#### WORK TO COMPLETE:
Report how many lines of the entries below contain the word "Health", and nothing more.

(Structured figure records)
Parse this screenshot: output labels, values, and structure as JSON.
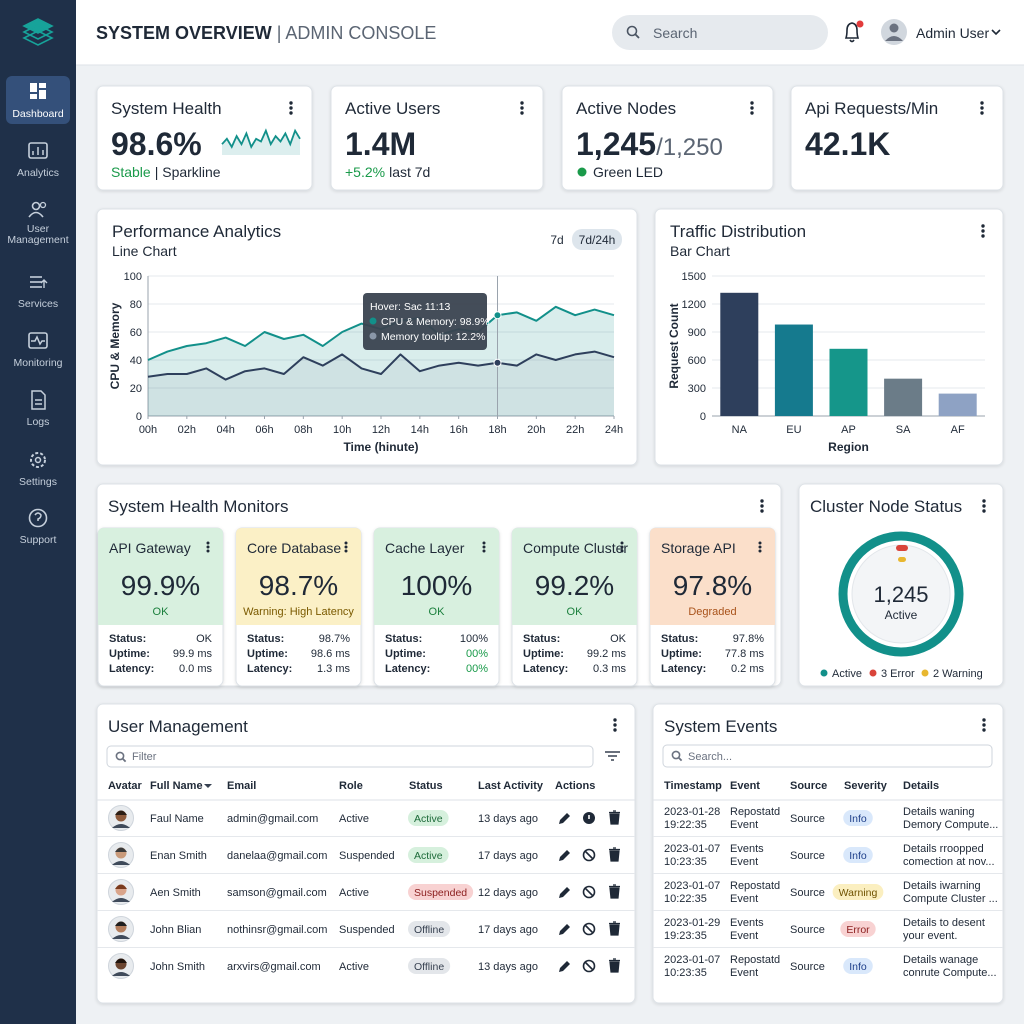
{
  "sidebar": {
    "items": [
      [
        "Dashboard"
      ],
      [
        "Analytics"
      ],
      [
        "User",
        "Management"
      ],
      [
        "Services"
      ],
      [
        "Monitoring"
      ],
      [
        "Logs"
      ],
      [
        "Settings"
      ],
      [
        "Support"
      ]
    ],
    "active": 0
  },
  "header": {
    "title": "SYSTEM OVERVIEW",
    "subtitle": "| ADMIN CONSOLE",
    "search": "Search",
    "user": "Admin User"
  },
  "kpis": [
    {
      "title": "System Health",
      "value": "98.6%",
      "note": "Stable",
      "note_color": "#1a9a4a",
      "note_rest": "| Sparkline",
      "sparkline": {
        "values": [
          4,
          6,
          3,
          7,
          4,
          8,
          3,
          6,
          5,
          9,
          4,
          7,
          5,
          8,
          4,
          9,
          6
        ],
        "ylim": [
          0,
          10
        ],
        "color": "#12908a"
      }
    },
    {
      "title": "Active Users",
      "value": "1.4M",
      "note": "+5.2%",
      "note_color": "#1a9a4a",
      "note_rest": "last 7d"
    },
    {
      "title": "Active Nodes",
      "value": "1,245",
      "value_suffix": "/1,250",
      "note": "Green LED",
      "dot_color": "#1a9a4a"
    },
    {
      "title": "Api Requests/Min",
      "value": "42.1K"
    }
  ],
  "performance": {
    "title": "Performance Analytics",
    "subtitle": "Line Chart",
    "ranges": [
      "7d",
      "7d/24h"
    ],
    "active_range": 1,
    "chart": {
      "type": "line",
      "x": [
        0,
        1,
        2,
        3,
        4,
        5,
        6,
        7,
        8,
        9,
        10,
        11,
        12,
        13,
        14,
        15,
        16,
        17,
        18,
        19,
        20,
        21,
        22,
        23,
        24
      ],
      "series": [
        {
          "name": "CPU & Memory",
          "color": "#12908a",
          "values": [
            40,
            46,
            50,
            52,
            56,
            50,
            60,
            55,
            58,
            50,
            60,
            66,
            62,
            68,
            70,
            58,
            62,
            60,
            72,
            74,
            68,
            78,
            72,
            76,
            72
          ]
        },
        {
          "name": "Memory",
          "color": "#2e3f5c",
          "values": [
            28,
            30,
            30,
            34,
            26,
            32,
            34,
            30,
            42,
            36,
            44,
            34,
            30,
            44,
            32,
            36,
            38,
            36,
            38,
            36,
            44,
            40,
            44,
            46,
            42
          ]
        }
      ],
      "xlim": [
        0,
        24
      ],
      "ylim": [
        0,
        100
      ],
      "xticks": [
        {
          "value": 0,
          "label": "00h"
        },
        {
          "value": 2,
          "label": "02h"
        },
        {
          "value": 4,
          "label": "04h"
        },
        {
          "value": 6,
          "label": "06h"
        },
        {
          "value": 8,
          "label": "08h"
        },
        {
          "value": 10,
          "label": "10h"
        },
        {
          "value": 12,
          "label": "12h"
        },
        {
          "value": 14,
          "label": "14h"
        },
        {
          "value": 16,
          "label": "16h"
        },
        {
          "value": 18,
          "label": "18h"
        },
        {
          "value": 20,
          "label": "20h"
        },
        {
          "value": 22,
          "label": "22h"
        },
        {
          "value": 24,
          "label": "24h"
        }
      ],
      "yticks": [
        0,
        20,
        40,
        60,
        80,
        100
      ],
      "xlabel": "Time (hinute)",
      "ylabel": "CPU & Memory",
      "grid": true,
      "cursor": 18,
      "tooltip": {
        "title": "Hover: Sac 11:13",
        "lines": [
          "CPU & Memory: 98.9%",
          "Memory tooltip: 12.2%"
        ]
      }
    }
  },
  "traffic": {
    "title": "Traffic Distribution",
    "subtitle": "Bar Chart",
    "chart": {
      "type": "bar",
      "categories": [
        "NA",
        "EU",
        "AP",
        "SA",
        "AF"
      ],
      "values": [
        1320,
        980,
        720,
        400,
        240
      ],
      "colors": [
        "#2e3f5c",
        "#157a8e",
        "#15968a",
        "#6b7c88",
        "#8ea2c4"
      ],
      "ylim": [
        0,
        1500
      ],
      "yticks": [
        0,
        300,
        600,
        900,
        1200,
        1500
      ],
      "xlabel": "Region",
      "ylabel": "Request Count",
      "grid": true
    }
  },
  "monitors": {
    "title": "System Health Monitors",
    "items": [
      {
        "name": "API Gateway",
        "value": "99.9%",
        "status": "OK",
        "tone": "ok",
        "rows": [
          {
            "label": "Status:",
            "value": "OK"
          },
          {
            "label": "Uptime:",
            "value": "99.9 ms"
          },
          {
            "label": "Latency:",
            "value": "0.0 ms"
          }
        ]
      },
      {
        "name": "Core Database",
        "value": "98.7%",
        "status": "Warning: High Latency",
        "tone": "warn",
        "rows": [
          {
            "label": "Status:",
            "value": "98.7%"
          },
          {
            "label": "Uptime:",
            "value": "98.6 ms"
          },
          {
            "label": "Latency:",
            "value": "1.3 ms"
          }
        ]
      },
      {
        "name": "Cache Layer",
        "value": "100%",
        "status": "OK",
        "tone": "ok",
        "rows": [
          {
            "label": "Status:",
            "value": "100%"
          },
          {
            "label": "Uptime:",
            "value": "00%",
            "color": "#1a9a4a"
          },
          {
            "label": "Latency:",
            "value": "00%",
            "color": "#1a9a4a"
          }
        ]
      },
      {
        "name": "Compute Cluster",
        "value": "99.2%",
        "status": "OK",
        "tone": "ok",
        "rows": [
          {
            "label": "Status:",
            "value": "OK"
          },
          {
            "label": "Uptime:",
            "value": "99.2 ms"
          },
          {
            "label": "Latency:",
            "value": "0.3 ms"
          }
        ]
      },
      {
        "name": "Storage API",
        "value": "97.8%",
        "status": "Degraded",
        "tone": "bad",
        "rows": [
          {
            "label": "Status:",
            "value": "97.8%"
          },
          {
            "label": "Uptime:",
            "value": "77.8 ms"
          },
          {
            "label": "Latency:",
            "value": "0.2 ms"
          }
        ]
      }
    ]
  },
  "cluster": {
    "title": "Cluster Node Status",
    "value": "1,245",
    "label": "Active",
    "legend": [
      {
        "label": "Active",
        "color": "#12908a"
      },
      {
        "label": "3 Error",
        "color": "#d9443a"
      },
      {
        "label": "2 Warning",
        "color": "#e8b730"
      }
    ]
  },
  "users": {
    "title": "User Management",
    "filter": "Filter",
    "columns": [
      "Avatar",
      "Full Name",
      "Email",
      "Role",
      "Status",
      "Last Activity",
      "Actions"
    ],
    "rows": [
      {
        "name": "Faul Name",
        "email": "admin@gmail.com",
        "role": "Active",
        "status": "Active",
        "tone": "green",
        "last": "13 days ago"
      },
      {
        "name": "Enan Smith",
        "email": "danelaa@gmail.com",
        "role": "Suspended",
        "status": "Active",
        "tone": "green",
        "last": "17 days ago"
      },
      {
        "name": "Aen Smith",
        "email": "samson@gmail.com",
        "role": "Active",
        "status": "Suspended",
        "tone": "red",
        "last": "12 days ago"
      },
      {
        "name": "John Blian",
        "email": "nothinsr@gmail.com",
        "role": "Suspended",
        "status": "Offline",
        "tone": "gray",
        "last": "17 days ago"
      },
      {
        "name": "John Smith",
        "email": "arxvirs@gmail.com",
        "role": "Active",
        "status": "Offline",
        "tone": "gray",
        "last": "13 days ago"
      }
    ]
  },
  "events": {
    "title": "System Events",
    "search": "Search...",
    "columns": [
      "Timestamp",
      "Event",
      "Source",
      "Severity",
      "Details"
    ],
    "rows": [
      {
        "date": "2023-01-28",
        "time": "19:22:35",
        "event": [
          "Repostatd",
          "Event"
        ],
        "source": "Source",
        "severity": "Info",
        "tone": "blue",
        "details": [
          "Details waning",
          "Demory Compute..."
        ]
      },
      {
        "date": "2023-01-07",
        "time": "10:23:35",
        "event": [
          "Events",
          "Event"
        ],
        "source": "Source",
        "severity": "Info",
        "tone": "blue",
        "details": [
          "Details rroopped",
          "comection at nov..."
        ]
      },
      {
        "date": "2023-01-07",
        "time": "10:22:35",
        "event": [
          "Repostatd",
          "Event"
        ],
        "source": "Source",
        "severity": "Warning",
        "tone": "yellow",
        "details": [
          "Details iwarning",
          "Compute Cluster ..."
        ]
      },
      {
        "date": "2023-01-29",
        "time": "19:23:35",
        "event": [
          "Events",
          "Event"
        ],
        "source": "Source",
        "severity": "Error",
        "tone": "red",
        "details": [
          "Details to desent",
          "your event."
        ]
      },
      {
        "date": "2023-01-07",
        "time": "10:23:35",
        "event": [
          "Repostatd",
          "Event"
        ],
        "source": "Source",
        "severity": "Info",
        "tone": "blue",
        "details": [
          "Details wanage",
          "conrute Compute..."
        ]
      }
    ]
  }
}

==

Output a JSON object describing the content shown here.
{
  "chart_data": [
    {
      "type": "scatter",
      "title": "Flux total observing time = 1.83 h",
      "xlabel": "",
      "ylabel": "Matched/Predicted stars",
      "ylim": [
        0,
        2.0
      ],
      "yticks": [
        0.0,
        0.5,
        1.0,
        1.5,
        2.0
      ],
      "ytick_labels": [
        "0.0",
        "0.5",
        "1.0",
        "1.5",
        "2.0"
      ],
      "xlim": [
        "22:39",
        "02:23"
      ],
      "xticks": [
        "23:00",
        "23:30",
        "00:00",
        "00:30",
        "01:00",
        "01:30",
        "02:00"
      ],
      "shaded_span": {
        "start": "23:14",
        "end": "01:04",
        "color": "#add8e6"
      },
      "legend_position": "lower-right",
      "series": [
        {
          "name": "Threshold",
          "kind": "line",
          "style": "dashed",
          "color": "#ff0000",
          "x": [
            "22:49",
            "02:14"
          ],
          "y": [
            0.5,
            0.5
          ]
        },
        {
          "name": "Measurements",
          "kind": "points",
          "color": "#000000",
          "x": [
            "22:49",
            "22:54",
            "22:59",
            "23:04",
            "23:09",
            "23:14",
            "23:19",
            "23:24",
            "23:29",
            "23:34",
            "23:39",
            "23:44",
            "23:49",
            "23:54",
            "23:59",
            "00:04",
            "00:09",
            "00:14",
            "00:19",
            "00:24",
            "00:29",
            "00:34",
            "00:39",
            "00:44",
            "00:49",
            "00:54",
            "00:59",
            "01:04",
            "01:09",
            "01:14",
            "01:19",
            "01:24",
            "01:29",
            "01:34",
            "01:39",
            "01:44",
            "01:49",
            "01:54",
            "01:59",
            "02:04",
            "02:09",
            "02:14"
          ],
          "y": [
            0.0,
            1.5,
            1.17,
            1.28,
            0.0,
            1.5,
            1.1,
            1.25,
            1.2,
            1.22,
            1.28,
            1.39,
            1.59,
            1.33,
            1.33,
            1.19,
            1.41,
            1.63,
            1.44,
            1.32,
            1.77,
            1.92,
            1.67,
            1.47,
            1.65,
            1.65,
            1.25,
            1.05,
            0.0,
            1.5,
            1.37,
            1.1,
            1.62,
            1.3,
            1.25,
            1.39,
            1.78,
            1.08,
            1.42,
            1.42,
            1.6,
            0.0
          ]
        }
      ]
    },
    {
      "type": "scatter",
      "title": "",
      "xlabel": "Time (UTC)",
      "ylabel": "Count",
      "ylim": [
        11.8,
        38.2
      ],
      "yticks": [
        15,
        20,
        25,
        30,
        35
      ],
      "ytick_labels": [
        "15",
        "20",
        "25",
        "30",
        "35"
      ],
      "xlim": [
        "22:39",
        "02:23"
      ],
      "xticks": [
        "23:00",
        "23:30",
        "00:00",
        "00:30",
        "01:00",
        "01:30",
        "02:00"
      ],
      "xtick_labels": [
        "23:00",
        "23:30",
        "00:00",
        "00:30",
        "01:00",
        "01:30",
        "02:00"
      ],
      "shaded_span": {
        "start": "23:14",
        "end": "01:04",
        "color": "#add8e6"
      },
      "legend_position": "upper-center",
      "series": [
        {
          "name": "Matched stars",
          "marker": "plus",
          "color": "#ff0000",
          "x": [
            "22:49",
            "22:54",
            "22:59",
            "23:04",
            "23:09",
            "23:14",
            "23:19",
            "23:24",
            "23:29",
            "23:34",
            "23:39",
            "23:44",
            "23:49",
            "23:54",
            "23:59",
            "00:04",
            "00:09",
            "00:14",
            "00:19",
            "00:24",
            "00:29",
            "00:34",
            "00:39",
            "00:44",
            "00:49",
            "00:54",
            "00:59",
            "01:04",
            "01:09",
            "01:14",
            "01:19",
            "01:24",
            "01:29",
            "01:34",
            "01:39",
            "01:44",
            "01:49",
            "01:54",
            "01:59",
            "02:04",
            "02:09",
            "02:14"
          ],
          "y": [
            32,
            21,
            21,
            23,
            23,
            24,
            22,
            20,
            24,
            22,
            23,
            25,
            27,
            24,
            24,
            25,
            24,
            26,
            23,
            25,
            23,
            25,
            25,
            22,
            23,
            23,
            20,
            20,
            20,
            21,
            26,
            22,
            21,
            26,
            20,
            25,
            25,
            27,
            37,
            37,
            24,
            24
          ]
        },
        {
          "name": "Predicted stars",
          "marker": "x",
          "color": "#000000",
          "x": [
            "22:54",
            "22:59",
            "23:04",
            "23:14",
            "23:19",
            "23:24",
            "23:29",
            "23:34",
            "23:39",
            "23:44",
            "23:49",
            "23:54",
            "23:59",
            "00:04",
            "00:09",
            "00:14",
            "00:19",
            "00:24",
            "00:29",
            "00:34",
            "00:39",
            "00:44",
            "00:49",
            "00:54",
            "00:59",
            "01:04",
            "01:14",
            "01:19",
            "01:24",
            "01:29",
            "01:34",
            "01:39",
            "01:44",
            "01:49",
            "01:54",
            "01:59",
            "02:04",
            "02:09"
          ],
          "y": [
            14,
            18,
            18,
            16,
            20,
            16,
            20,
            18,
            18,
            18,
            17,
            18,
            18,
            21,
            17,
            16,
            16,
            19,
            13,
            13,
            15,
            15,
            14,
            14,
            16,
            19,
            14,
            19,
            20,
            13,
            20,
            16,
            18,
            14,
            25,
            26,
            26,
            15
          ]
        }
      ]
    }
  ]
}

==

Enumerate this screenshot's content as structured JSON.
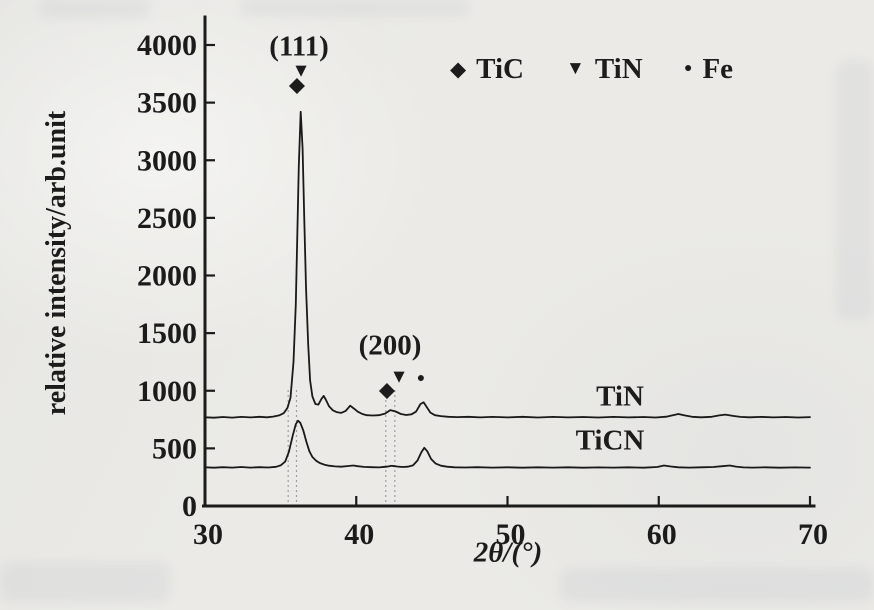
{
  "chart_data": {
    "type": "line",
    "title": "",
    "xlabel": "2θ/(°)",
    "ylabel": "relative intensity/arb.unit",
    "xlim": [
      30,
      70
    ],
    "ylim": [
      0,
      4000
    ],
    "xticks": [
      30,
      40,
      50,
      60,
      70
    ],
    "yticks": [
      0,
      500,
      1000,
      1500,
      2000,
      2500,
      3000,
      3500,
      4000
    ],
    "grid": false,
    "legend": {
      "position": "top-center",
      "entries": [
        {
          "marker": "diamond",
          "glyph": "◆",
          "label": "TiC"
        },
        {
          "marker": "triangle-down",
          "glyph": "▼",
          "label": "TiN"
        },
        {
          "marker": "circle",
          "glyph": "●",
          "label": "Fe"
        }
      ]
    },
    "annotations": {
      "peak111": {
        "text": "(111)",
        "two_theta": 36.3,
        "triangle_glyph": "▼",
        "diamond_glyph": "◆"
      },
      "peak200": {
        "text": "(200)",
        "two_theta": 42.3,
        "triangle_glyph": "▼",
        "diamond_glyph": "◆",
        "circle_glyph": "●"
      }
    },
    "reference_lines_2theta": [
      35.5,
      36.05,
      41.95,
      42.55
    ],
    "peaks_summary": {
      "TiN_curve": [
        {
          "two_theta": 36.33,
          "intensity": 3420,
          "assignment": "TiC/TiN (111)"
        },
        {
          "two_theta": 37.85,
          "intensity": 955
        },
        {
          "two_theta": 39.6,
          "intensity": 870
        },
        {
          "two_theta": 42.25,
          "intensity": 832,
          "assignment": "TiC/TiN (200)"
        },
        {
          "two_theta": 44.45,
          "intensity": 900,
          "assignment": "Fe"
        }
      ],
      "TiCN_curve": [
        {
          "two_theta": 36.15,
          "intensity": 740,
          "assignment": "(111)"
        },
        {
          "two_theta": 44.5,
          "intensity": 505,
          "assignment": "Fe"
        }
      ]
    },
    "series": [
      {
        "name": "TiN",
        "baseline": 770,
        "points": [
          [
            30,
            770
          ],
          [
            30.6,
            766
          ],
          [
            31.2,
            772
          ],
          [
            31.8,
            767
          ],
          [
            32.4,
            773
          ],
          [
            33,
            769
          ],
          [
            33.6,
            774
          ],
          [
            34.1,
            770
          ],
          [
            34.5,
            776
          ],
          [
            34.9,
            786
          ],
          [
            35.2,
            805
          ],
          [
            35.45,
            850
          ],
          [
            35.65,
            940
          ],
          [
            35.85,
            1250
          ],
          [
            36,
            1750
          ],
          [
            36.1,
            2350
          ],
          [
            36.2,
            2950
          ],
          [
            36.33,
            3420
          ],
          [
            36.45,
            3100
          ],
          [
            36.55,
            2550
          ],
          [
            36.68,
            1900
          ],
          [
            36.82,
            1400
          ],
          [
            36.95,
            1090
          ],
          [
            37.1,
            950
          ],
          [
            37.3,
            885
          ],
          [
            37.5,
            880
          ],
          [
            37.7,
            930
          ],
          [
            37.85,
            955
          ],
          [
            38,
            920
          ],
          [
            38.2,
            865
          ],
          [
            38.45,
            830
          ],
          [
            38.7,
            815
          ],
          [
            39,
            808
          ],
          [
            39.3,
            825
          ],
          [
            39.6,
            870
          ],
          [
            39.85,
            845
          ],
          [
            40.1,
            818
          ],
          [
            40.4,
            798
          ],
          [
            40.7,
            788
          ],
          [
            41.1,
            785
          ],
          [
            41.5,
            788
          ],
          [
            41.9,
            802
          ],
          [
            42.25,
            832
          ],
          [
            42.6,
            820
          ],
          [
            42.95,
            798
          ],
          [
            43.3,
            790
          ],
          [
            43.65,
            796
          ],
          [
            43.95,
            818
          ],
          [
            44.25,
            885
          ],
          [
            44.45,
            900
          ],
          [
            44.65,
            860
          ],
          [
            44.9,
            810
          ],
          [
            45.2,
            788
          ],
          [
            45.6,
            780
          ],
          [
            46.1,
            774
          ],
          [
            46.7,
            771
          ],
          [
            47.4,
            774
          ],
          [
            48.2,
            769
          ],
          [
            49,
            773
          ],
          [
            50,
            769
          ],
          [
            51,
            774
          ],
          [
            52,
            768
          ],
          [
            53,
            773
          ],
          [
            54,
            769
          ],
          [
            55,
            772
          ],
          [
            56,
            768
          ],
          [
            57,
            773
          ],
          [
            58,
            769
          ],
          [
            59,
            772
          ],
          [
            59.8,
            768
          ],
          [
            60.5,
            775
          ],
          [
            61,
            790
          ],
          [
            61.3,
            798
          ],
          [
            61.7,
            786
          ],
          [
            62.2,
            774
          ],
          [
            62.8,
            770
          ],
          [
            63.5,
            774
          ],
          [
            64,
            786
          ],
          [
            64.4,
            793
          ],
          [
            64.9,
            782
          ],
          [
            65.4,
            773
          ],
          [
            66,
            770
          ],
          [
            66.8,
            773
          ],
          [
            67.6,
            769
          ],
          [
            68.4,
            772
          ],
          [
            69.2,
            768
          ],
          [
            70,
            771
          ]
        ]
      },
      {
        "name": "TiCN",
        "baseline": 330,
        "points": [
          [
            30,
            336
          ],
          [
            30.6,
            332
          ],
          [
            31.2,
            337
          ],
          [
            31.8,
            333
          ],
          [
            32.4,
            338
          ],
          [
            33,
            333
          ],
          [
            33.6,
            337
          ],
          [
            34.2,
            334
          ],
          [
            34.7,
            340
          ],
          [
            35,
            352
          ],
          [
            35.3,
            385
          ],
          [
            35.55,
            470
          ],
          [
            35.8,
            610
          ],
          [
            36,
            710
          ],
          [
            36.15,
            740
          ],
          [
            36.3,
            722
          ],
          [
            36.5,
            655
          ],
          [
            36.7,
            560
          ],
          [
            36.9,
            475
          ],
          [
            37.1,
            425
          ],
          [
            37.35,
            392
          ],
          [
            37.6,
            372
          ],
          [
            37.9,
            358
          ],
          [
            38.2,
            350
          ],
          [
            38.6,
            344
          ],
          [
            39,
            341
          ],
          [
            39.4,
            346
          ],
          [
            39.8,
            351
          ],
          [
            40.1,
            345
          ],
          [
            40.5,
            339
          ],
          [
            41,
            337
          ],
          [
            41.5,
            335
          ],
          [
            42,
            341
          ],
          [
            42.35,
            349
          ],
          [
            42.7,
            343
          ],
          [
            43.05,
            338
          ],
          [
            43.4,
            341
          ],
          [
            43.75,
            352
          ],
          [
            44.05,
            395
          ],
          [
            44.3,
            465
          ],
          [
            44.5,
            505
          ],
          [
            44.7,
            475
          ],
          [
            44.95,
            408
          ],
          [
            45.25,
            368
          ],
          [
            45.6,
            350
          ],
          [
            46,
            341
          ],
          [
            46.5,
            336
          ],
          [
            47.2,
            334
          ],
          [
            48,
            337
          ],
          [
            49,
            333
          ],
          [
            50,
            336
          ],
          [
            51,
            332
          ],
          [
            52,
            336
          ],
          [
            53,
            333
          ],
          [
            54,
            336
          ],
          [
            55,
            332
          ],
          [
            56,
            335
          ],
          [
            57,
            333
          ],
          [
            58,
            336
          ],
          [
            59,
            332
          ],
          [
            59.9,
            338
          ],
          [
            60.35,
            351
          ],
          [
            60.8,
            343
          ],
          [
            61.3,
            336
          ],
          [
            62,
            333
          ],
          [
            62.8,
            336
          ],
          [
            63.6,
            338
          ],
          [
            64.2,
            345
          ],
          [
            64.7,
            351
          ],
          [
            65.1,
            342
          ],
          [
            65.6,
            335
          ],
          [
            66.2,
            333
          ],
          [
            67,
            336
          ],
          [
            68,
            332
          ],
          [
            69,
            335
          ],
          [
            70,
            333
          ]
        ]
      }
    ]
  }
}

#### ANSWER TO THE PROBLEM:
2